Start Dataset content
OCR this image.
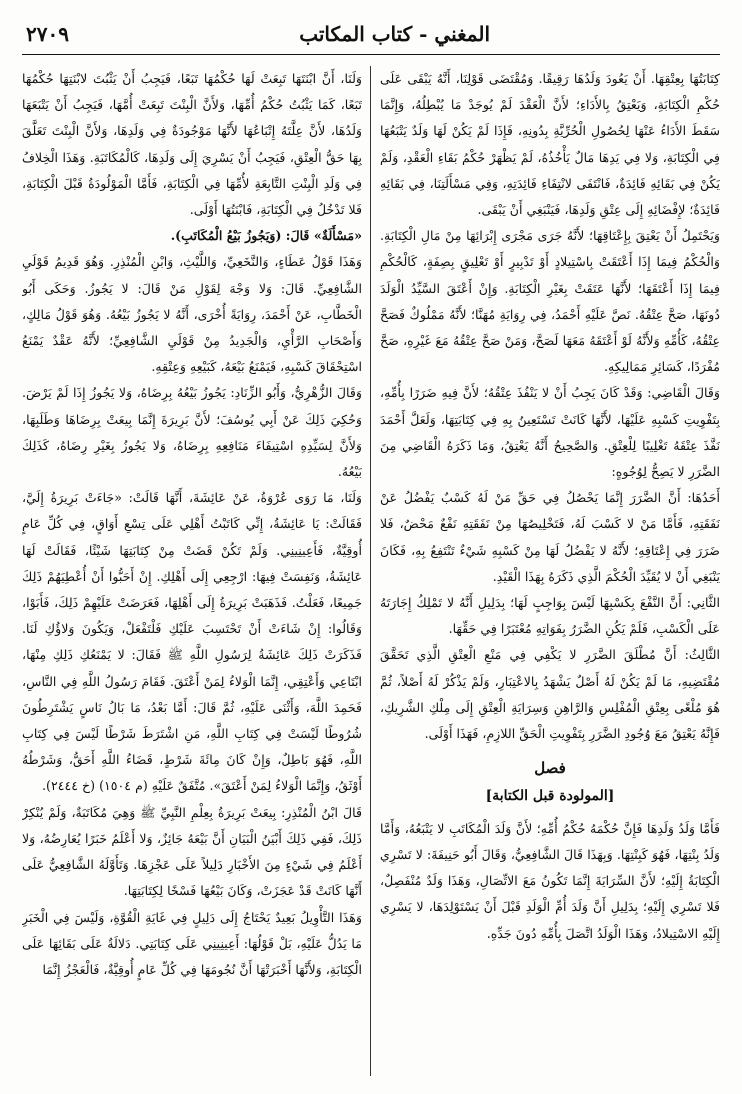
المغني - كتاب المكاتب
٢٧٠٩

كِتَابَتُهَا بِعِتْقِهَا. أَنْ يَعُودَ وَلَدُهَا رَقِيقًا. وَمُقْتَضَى قَوْلِنَا، أَنَّهُ يَبْقَى عَلَى حُكْمِ الْكِتَابَةِ، وَيَعْتِقُ بِالأَدَاءِ؛ لأَنَّ الْعَقْدَ لَمْ يُوجَدْ مَا يُبْطِلُهُ، وَإِنَّمَا سَقَطَ الأَدَاءُ عَنْهَا لِحُصُولِ الْحُرِّيَّةِ بِدُونِهِ، فَإِذَا لَمْ يَكُنْ لَهَا وَلَدٌ يَتْبَعُهَا فِي الْكِتَابَةِ، وَلا فِي يَدِهَا مَالٌ يَأْخُذُهُ، لَمْ يَظْهَرْ حُكْمُ بَقَاءِ الْعَقْدِ، وَلَمْ يَكُنْ فِي بَقَائِهِ فَائِدَةٌ، فَانْتَفَى لانْتِفَاءِ فَائِدَتِهِ، وَفِي مَسْأَلَتِنَا، فِي بَقَائِهِ فَائِدَةٌ؛ لإِفْضَائِهِ إِلَى عِتْقِ وَلَدِهَا، فَيَنْبَغِي أَنْ يَبْقَى.

وَيَحْتَمِلُ أَنْ يَعْتِقَ بِإِعْتَاقِهَا؛ لأَنَّهُ جَرَى مَجْرَى إِبْرَائِهَا مِنْ مَالِ الْكِتَابَةِ. وَالْحُكْمُ فِيمَا إِذَا أَعْتَقَتْ بِاسْتِيلادٍ أَوْ تَدْبِيرٍ أَوْ تَعْلِيقٍ بِصِفَةٍ، كَالْحُكْمِ فِيمَا إِذَا أَعْتَقَهَا؛ لأَنَّهَا عَتَقَتْ بِغَيْرِ الْكِتَابَةِ. وَإِنْ أَعْتَقَ السَّيِّدُ الْوَلَدَ دُونَهَا، صَحَّ عِتْقُهُ. نَصَّ عَلَيْهِ أَحْمَدُ، فِي رِوَايَةِ مُهَنَّا؛ لأَنَّهُ مَمْلُوكٌ فَصَحَّ عِتْقُهُ، كَأُمِّهِ وَلأَنَّهُ لَوْ أَعْتَقَهُ مَعَهَا لَصَحَّ، وَمَنْ صَحَّ عِتْقُهُ مَعَ غَيْرِهِ، صَحَّ مُفْرَدًا، كَسَائِرِ مَمَالِيكِهِ.

وَقَالَ الْقَاضِي: وَقَدْ كَانَ يَجِبُ أَنْ لا يَنْفُذَ عِتْقُهُ؛ لأَنَّ فِيهِ ضَرَرًا بِأُمِّهِ، بِتَفْوِيتِ كَسْبِهِ عَلَيْهَا، لأَنَّهَا كَانَتْ تَسْتَعِينُ بِهِ فِي كِتَابَتِهَا، وَلَعَلَّ أَحْمَدَ نَفَّذَ عِتْقَهُ تَغْلِيبًا لِلْعِتْقِ. وَالصَّحِيحُ أَنَّهُ يَعْتِقُ، وَمَا ذَكَرَهُ الْقَاضِي مِنَ الضَّرَرِ لا يَصِحُّ لِوُجُوهٍ:

أَحَدُهَا: أَنَّ الضَّرَرَ إِنَّمَا يَحْصُلُ فِي حَقِّ مَنْ لَهُ كَسْبٌ يَفْضُلُ عَنْ نَفَقَتِهِ، فَأَمَّا مَنْ لا كَسْبَ لَهُ، فَتَخْلِيصُهَا مِنْ نَفَقَتِهِ نَفْعٌ مَحْضٌ، فَلا ضَرَرَ فِي إِعْتَاقِهِ؛ لأَنَّهُ لا يَفْضُلُ لَهَا مِنْ كَسْبِهِ شَيْءٌ تَنْتَفِعُ بِهِ، فَكَانَ يَنْبَغِي أَنْ لا يُقَيِّدَ الْحُكْمَ الَّذِي ذَكَرَهُ بِهَذَا الْقَيْدِ.

الثَّانِي: أَنَّ النَّفْعَ بِكَسْبِهَا لَيْسَ بِوَاجِبٍ لَهَا؛ بِدَلِيلِ أَنَّهُ لا تَمْلِكُ إِجَارَتَهُ عَلَى الْكَسْبِ، فَلَمْ يَكُنِ الضَّرَرُ بِفَوَاتِهِ مُعْتَبَرًا فِي حَقِّهَا.

الثَّالِثُ: أَنَّ مُطْلَقَ الضَّرَرِ لا يَكْفِي فِي مَنْعِ الْعِتْقِ الَّذِي تَحَقَّقَ مُقْتَضِيهِ، مَا لَمْ يَكُنْ لَهُ أَصْلٌ يَشْهَدُ بِالاعْتِبَارِ، وَلَمْ يَذْكُرْ لَهُ أَصْلاً، ثُمَّ هُوَ مُلْغًى بِعِتْقِ الْمُفْلِسِ وَالرَّاهِنِ وَسِرَايَةِ الْعِتْقِ إِلَى مِلْكِ الشَّرِيكِ، فَإِنَّهُ يَعْتِقُ مَعَ وُجُودِ الضَّرَرِ بِتَفْوِيتِ الْحَقِّ اللازِمِ، فَهَذَا أَوْلَى.

فصل
[المولودة قبل الكتابة]

فَأَمَّا وَلَدُ وَلَدِهَا فَإِنَّ حُكْمَهُ حُكْمُ أُمِّهِ؛ لأَنَّ وَلَدَ الْمُكَاتَبِ لا يَتْبَعُهُ، وَأَمَّا وَلَدُ بِنْتِهَا، فَهُوَ كَبِنْتِهَا. وَبِهَذَا قَالَ الشَّافِعِيُّ، وَقَالَ أَبُو حَنِيفَةَ: لا تَسْرِي الْكِتَابَةُ إِلَيْهِ؛ لأَنَّ السِّرَايَةَ إِنَّمَا تَكُونُ مَعَ الاتِّصَالِ، وَهَذَا وَلَدٌ مُنْفَصِلٌ، فَلا تَسْرِي إِلَيْهِ؛ بِدَلِيلِ أَنَّ وَلَدَ أُمِّ الْوَلَدِ قَبْلَ أَنْ يَسْتَوْلِدَهَا، لا يَسْرِي إِلَيْهِ الاسْتِيلادُ، وَهَذَا الْوَلَدُ اتَّصَلَ بِأُمِّهِ دُونَ جَدِّهِ.

وَلَنَا، أَنَّ ابْنَتَهَا تَبِعَتْ لَهَا حُكْمُهَا تَبَعًا، فَيَجِبُ أَنْ يَثْبُتَ لابْنَتِهَا حُكْمُهَا تَبَعًا، كَمَا يَثْبُتُ حُكْمُ أُمِّهَا، وَلأَنَّ الْبِنْتَ تَبِعَتْ أُمَّهَا، فَيَجِبُ أَنْ يَتْبَعَهَا وَلَدُهَا، لأَنَّ عِلَّتَهُ إِتْبَاعُهَا لأَنَّهَا مَوْجُودَةٌ فِي وَلَدِهَا، وَلأَنَّ الْبِنْتَ تَعَلَّقَ بِهَا حَقُّ الْعِتْقِ، فَيَجِبُ أَنْ يَسْرِيَ إِلَى وَلَدِهَا، كَالْمُكَاتَبَةِ. وَهَذَا الْخِلافُ فِي وَلَدِ الْبِنْتِ التَّابِعَةِ لأُمِّهَا فِي الْكِتَابَةِ، فَأَمَّا الْمَوْلُودَةُ قَبْلَ الْكِتَابَةِ، فَلا تَدْخُلُ فِي الْكِتَابَةِ، فَابْنَتُهَا أَوْلَى.

«مَسْأَلَةٌ» قَالَ: (وَيَجُوزُ بَيْعُ الْمُكَاتَبِ).

وَهَذَا قَوْلُ عَطَاءٍ، وَالنَّخَعِيِّ، وَاللَّيْثِ، وَابْنِ الْمُنْذِرِ. وَهُوَ قَدِيمُ قَوْلَيِ الشَّافِعِيِّ. قَالَ: وَلا وَجْهَ لِقَوْلِ مَنْ قَالَ: لا يَجُوزُ. وَحَكَى أَبُو الْخَطَّابِ، عَنْ أَحْمَدَ، رِوَايَةً أُخْرَى، أَنَّهُ لا يَجُوزُ بَيْعُهُ. وَهُوَ قَوْلُ مَالِكٍ، وَأَصْحَابِ الرَّأْيِ، وَالْجَدِيدُ مِنْ قَوْلَيِ الشَّافِعِيِّ؛ لأَنَّهُ عَقْدٌ يَمْنَعُ اسْتِحْقَاقَ كَسْبِهِ، فَيَمْنَعُ بَيْعَهُ، كَبَيْعِهِ وَعِتْقِهِ.

وَقَالَ الزُّهْرِيُّ، وَأَبُو الزِّنَادِ: يَجُوزُ بَيْعُهُ بِرِضَاهُ، وَلا يَجُوزُ إِذَا لَمْ يَرْضَ. وَحُكِيَ ذَلِكَ عَنْ أَبِي يُوسُفَ؛ لأَنَّ بَرِيرَةَ إِنَّمَا بِيعَتْ بِرِضَاهَا وَطَلَبِهَا، وَلأَنَّ لِسَيِّدِهِ اسْتِيفَاءَ مَنَافِعِهِ بِرِضَاهُ، وَلا يَجُوزُ بِغَيْرِ رِضَاهُ، كَذَلِكَ بَيْعُهُ.

وَلَنَا، مَا رَوَى عُرْوَةُ، عَنْ عَائِشَةَ، أَنَّهَا قَالَتْ: «جَاءَتْ بَرِيرَةُ إِلَيَّ، فَقَالَتْ: يَا عَائِشَةُ، إِنِّي كَاتَبْتُ أَهْلِي عَلَى تِسْعِ أَوَاقٍ، فِي كُلِّ عَامٍ أُوقِيَّةٌ، فَأَعِينِينِي. وَلَمْ تَكُنْ قَضَتْ مِنْ كِتَابَتِهَا شَيْئًا، فَقَالَتْ لَهَا عَائِشَةُ، وَنَفِسَتْ فِيهَا: ارْجِعِي إِلَى أَهْلِكِ. إِنْ أَحَبُّوا أَنْ أُعْطِيَهُمْ ذَلِكَ جَمِيعًا، فَعَلْتُ. فَذَهَبَتْ بَرِيرَةُ إِلَى أَهْلِهَا، فَعَرَضَتْ عَلَيْهِمْ ذَلِكَ، فَأَبَوْا، وَقَالُوا: إِنْ شَاءَتْ أَنْ تَحْتَسِبَ عَلَيْكِ فَلْتَفْعَلْ، وَيَكُونَ وَلاؤُكِ لَنَا. فَذَكَرَتْ ذَلِكَ عَائِشَةُ لِرَسُولِ اللَّهِ ﷺ فَقَالَ: لا يَمْنَعُكِ ذَلِكِ مِنْهَا، ابْتَاعِي وَأَعْتِقِي، إِنَّمَا الْوَلاءُ لِمَنْ أَعْتَقَ. فَقَامَ رَسُولُ اللَّهِ فِي النَّاسِ، فَحَمِدَ اللَّهَ، وَأَثْنَى عَلَيْهِ، ثُمَّ قَالَ: أَمَّا بَعْدُ، مَا بَالُ نَاسٍ يَشْتَرِطُونَ شُرُوطًا لَيْسَتْ فِي كِتَابِ اللَّهِ، مَنِ اشْتَرَطَ شَرْطًا لَيْسَ فِي كِتَابِ اللَّهِ، فَهُوَ بَاطِلٌ، وَإِنْ كَانَ مِائَةَ شَرْطٍ، قَضَاءُ اللَّهِ أَحَقُّ، وَشَرْطُهُ أَوْثَقُ، وَإِنَّمَا الْوَلاءُ لِمَنْ أَعْتَقَ». مُتَّفَقٌ عَلَيْهِ (م ١٥٠٤) (خ ٢٤٤٤).

قَالَ ابْنُ الْمُنْذِرِ: بِيعَتْ بَرِيرَةُ بِعِلْمِ النَّبِيِّ ﷺ وَهِيَ مُكَاتَبَةٌ، وَلَمْ يُنْكِرْ ذَلِكَ، فَفِي ذَلِكَ أَبْيَنُ الْبَيَانِ أَنَّ بَيْعَهُ جَائِزٌ، وَلا أَعْلَمُ خَبَرًا يُعَارِضُهُ، وَلا أَعْلَمُ فِي شَيْءٍ مِنَ الأَخْبَارِ دَلِيلاً عَلَى عَجْزِهَا. وَتَأَوَّلَهُ الشَّافِعِيُّ عَلَى أَنَّهَا كَانَتْ قَدْ عَجَزَتْ، وَكَانَ بَيْعُهَا فَسْخًا لِكِتَابَتِهَا.

وَهَذَا التَّأْوِيلُ بَعِيدٌ يَحْتَاجُ إِلَى دَلِيلٍ فِي غَايَةِ الْقُوَّةِ، وَلَيْسَ فِي الْخَبَرِ مَا يَدُلُّ عَلَيْهِ، بَلْ قَوْلُهَا: أَعِينِينِي عَلَى كِتَابَتِي. دَلالَةٌ عَلَى بَقَائِهَا عَلَى الْكِتَابَةِ، وَلأَنَّهَا أَخْبَرَتْهَا أَنَّ نُجُومَهَا فِي كُلِّ عَامٍ أُوقِيَّةٌ، فَالْعَجْزُ إِنَّمَا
End Dataset content
> Aim:
Find the word "يلاد" in the entries, and copy every line it shows up in.

> Solution for this problem:
وَيَحْتَمِلُ أَنْ يَعْتِقَ بِإِعْتَاقِهَا؛ لأَنَّهُ جَرَى مَجْرَى إِبْرَائِهَا مِنْ مَالِ الْكِتَابَةِ. وَالْحُكْمُ فِيمَا إِذَا أَعْتَقَتْ بِاسْتِيلادٍ أَوْ تَدْبِيرٍ أَوْ تَعْلِيقٍ بِصِفَةٍ، كَالْحُكْمِ فِيمَا إِذَا أَعْتَقَهَا؛ لأَنَّهَا عَتَقَتْ بِغَيْرِ الْكِتَابَةِ. وَإِنْ أَعْتَقَ السَّيِّدُ الْوَلَدَ دُونَهَا، صَحَّ عِتْقُهُ. نَصَّ عَلَيْهِ أَحْمَدُ، فِي رِوَايَةِ مُهَنَّا؛ لأَنَّهُ مَمْلُوكٌ فَصَحَّ عِتْقُهُ، كَأُمِّهِ وَلأَنَّهُ لَوْ أَعْتَقَهُ مَعَهَا لَصَحَّ، وَمَنْ صَحَّ عِتْقُهُ مَعَ غَيْرِهِ، صَحَّ مُفْرَدًا، كَسَائِرِ مَمَالِيكِهِ.
فَأَمَّا وَلَدُ وَلَدِهَا فَإِنَّ حُكْمَهُ حُكْمُ أُمِّهِ؛ لأَنَّ وَلَدَ الْمُكَاتَبِ لا يَتْبَعُهُ، وَأَمَّا وَلَدُ بِنْتِهَا، فَهُوَ كَبِنْتِهَا. وَبِهَذَا قَالَ الشَّافِعِيُّ، وَقَالَ أَبُو حَنِيفَةَ: لا تَسْرِي الْكِتَابَةُ إِلَيْهِ؛ لأَنَّ السِّرَايَةَ إِنَّمَا تَكُونُ مَعَ الاتِّصَالِ، وَهَذَا وَلَدٌ مُنْفَصِلٌ، فَلا تَسْرِي إِلَيْهِ؛ بِدَلِيلِ أَنَّ وَلَدَ أُمِّ الْوَلَدِ قَبْلَ أَنْ يَسْتَوْلِدَهَا، لا يَسْرِي إِلَيْهِ الاسْتِيلادُ، وَهَذَا الْوَلَدُ اتَّصَلَ بِأُمِّهِ دُونَ جَدِّهِ.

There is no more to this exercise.